[Data records]
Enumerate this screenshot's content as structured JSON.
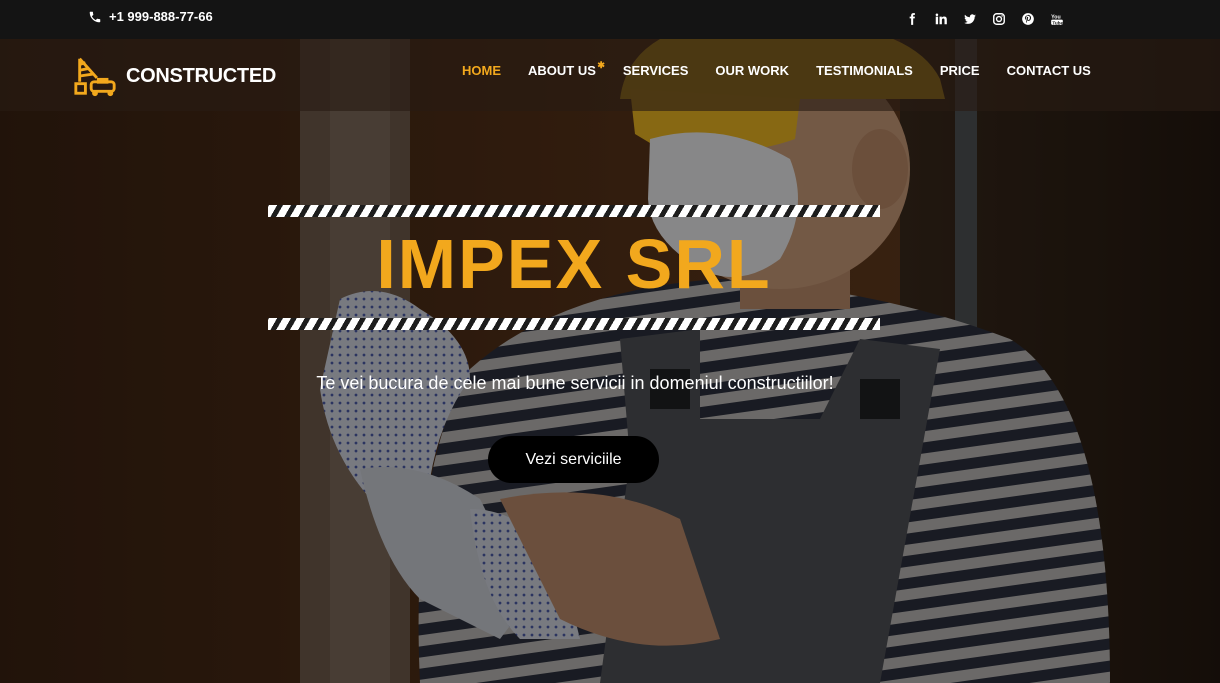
{
  "topbar": {
    "phone": "+1 999-888-77-66",
    "phone_icon": "phone-icon",
    "socials": [
      "facebook-icon",
      "linkedin-icon",
      "twitter-icon",
      "instagram-icon",
      "pinterest-icon",
      "youtube-icon"
    ]
  },
  "navbar": {
    "brand": "CONSTRUCTED",
    "logo_icon": "crane-icon",
    "menu": [
      {
        "label": "HOME",
        "active": true
      },
      {
        "label": "ABOUT US"
      },
      {
        "label": "SERVICES"
      },
      {
        "label": "OUR WORK"
      },
      {
        "label": "TESTIMONIALS"
      },
      {
        "label": "PRICE"
      },
      {
        "label": "CONTACT US"
      }
    ]
  },
  "hero": {
    "title": "IMPEX SRL",
    "tagline": "Te vei bucura de cele mai bune servicii in domeniul constructiilor!",
    "cta": "Vezi serviciile"
  },
  "colors": {
    "accent": "#f2a81d",
    "topbar_bg": "#141414",
    "button_bg": "#000000"
  }
}
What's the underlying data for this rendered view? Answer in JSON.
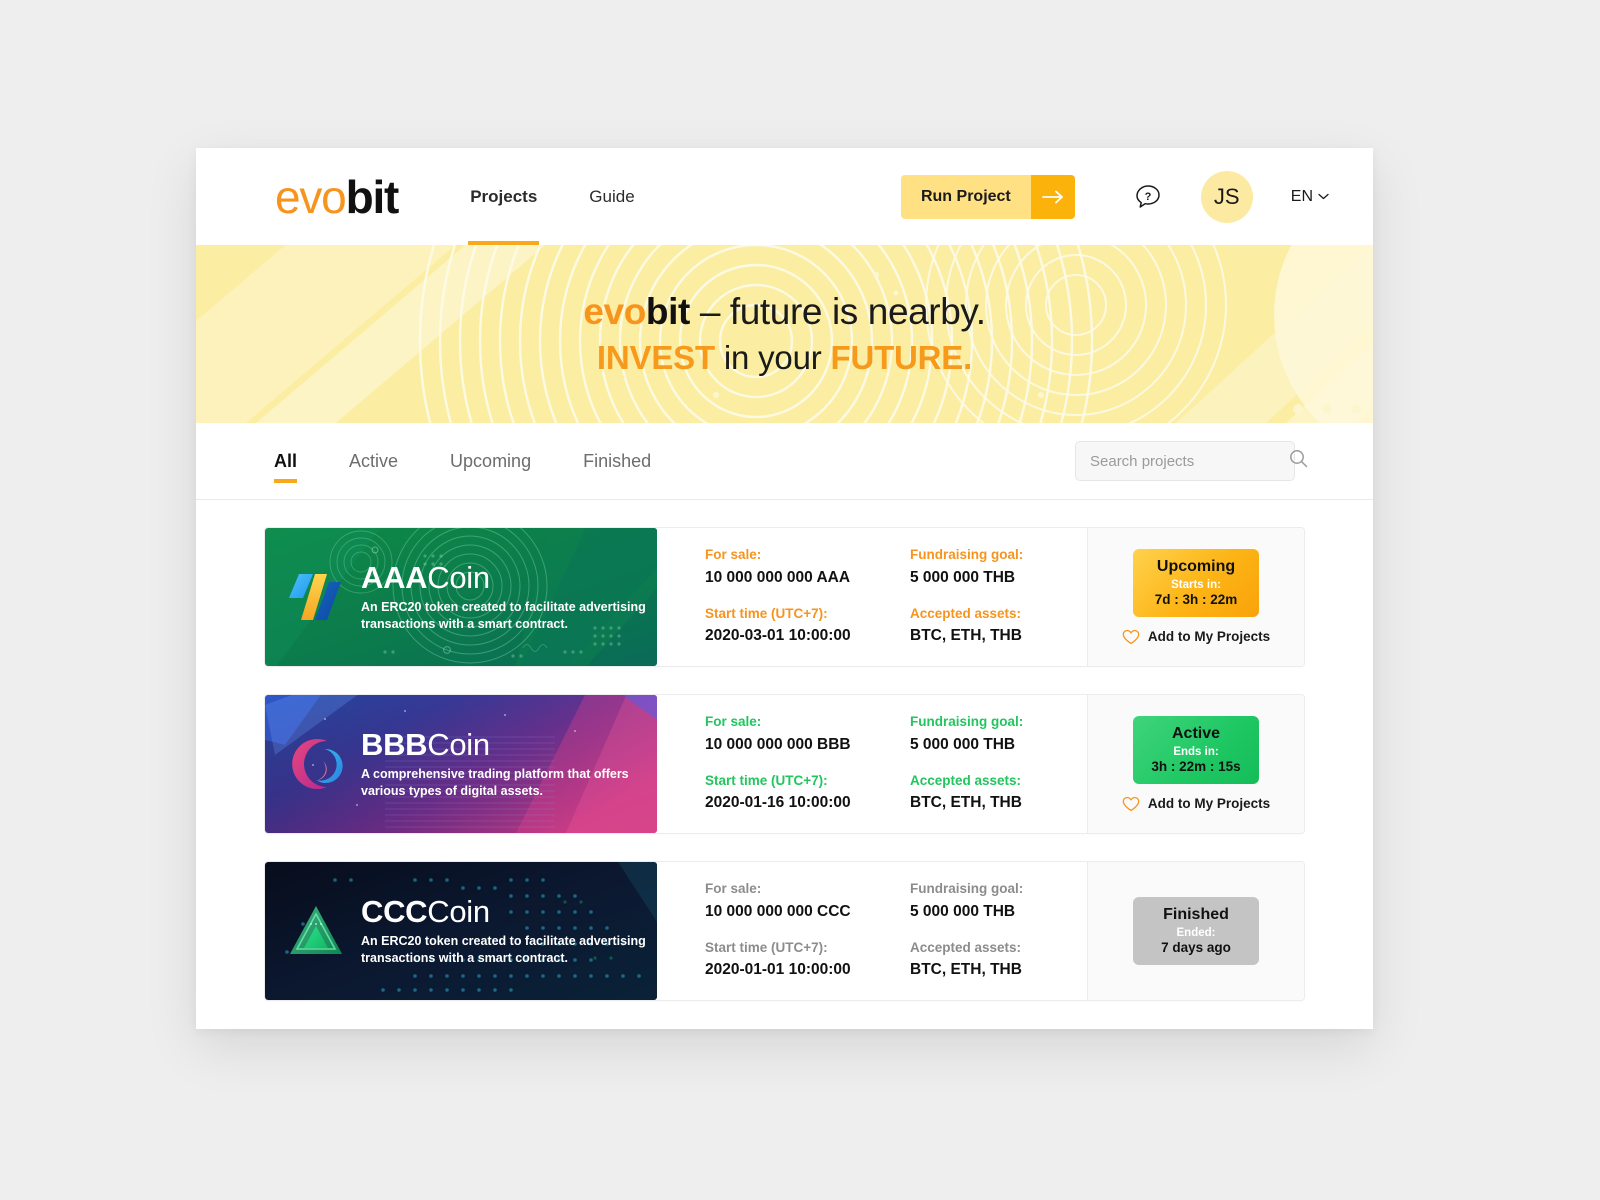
{
  "header": {
    "logo": {
      "part1": "evo",
      "part2": "bit"
    },
    "nav": [
      {
        "label": "Projects",
        "active": true
      },
      {
        "label": "Guide",
        "active": false
      }
    ],
    "run_button": "Run Project",
    "help_icon": "help-question-bubble-icon",
    "avatar_initials": "JS",
    "language": "EN"
  },
  "hero": {
    "line1_logo_a": "evo",
    "line1_logo_b": "bit",
    "line1_rest": " – future is nearby.",
    "line2_pre": "INVEST",
    "line2_mid": " in your ",
    "line2_post": "FUTURE."
  },
  "filters": {
    "tabs": [
      {
        "label": "All",
        "active": true
      },
      {
        "label": "Active",
        "active": false
      },
      {
        "label": "Upcoming",
        "active": false
      },
      {
        "label": "Finished",
        "active": false
      }
    ],
    "search_placeholder": "Search projects",
    "search_value": "",
    "search_icon": "search-icon"
  },
  "labels": {
    "for_sale": "For sale:",
    "fundraising_goal": "Fundraising goal:",
    "start_time": "Start time (UTC+7):",
    "accepted_assets": "Accepted assets:",
    "add_to_my_projects": "Add to My Projects"
  },
  "projects": [
    {
      "name_bold": "AAA",
      "name_rest": "Coin",
      "description": "An ERC20 token created to facilitate advertising transactions with a smart contract.",
      "for_sale": "10 000 000 000 AAA",
      "fundraising_goal": "5 000 000 THB",
      "start_time": "2020-03-01 10:00:00",
      "accepted_assets": "BTC, ETH, THB",
      "label_color": "#f7941e",
      "status": "Upcoming",
      "status_sub": "Starts in:",
      "status_time": "7d : 3h : 22m",
      "status_kind": "upcoming",
      "has_favorite": true
    },
    {
      "name_bold": "BBB",
      "name_rest": "Coin",
      "description": "A comprehensive trading platform that offers various types of digital assets.",
      "for_sale": "10 000 000 000 BBB",
      "fundraising_goal": "5 000 000 THB",
      "start_time": "2020-01-16 10:00:00",
      "accepted_assets": "BTC, ETH, THB",
      "label_color": "#22c55e",
      "status": "Active",
      "status_sub": "Ends in:",
      "status_time": "3h : 22m : 15s",
      "status_kind": "active",
      "has_favorite": true
    },
    {
      "name_bold": "CCC",
      "name_rest": "Coin",
      "description": "An ERC20 token created to facilitate advertising transactions with a smart contract.",
      "for_sale": "10 000 000 000 CCC",
      "fundraising_goal": "5 000 000 THB",
      "start_time": "2020-01-01 10:00:00",
      "accepted_assets": "BTC, ETH, THB",
      "label_color": "#8c8c8c",
      "status": "Finished",
      "status_sub": "Ended:",
      "status_time": "7 days ago",
      "status_kind": "finished",
      "has_favorite": false
    }
  ],
  "colors": {
    "brand_orange": "#f7941e",
    "accent_yellow": "#fbb20b",
    "active_green": "#22c55e",
    "finished_gray": "#c4c4c4",
    "hero_bg": "#fbeda2"
  }
}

- WHAT THE TASK ASKS
Without the pictures, write out the whole listing above exactly as it appears.

- TASK RESULT
Enumerate this screenshot's content as structured JSON.
{
  "topbar": {
    "phone": "+1 999-888-77-66",
    "phone_icon": "phone-icon",
    "socials": [
      "facebook-icon",
      "linkedin-icon",
      "twitter-icon",
      "instagram-icon",
      "pinterest-icon",
      "youtube-icon"
    ]
  },
  "navbar": {
    "brand": "CONSTRUCTED",
    "logo_icon": "crane-icon",
    "menu": [
      {
        "label": "HOME",
        "active": true
      },
      {
        "label": "ABOUT US"
      },
      {
        "label": "SERVICES"
      },
      {
        "label": "OUR WORK"
      },
      {
        "label": "TESTIMONIALS"
      },
      {
        "label": "PRICE"
      },
      {
        "label": "CONTACT US"
      }
    ]
  },
  "hero": {
    "title": "IMPEX SRL",
    "tagline": "Te vei bucura de cele mai bune servicii in domeniul constructiilor!",
    "cta": "Vezi serviciile"
  },
  "colors": {
    "accent": "#f2a81d",
    "topbar_bg": "#141414",
    "button_bg": "#000000"
  }
}
What's the underlying data for this rendered view? Answer in JSON.
{
  "header": {
    "logo": {
      "part1": "evo",
      "part2": "bit"
    },
    "nav": [
      {
        "label": "Projects",
        "active": true
      },
      {
        "label": "Guide",
        "active": false
      }
    ],
    "run_button": "Run Project",
    "help_icon": "help-question-bubble-icon",
    "avatar_initials": "JS",
    "language": "EN"
  },
  "hero": {
    "line1_logo_a": "evo",
    "line1_logo_b": "bit",
    "line1_rest": " – future is nearby.",
    "line2_pre": "INVEST",
    "line2_mid": " in your ",
    "line2_post": "FUTURE."
  },
  "filters": {
    "tabs": [
      {
        "label": "All",
        "active": true
      },
      {
        "label": "Active",
        "active": false
      },
      {
        "label": "Upcoming",
        "active": false
      },
      {
        "label": "Finished",
        "active": false
      }
    ],
    "search_placeholder": "Search projects",
    "search_value": "",
    "search_icon": "search-icon"
  },
  "labels": {
    "for_sale": "For sale:",
    "fundraising_goal": "Fundraising goal:",
    "start_time": "Start time (UTC+7):",
    "accepted_assets": "Accepted assets:",
    "add_to_my_projects": "Add to My Projects"
  },
  "projects": [
    {
      "name_bold": "AAA",
      "name_rest": "Coin",
      "description": "An ERC20 token created to facilitate advertising transactions with a smart contract.",
      "for_sale": "10 000 000 000 AAA",
      "fundraising_goal": "5 000 000 THB",
      "start_time": "2020-03-01 10:00:00",
      "accepted_assets": "BTC, ETH, THB",
      "label_color": "#f7941e",
      "status": "Upcoming",
      "status_sub": "Starts in:",
      "status_time": "7d : 3h : 22m",
      "status_kind": "upcoming",
      "has_favorite": true
    },
    {
      "name_bold": "BBB",
      "name_rest": "Coin",
      "description": "A comprehensive trading platform that offers various types of digital assets.",
      "for_sale": "10 000 000 000 BBB",
      "fundraising_goal": "5 000 000 THB",
      "start_time": "2020-01-16 10:00:00",
      "accepted_assets": "BTC, ETH, THB",
      "label_color": "#22c55e",
      "status": "Active",
      "status_sub": "Ends in:",
      "status_time": "3h : 22m : 15s",
      "status_kind": "active",
      "has_favorite": true
    },
    {
      "name_bold": "CCC",
      "name_rest": "Coin",
      "description": "An ERC20 token created to facilitate advertising transactions with a smart contract.",
      "for_sale": "10 000 000 000 CCC",
      "fundraising_goal": "5 000 000 THB",
      "start_time": "2020-01-01 10:00:00",
      "accepted_assets": "BTC, ETH, THB",
      "label_color": "#8c8c8c",
      "status": "Finished",
      "status_sub": "Ended:",
      "status_time": "7 days ago",
      "status_kind": "finished",
      "has_favorite": false
    }
  ],
  "colors": {
    "brand_orange": "#f7941e",
    "accent_yellow": "#fbb20b",
    "active_green": "#22c55e",
    "finished_gray": "#c4c4c4",
    "hero_bg": "#fbeda2"
  }
}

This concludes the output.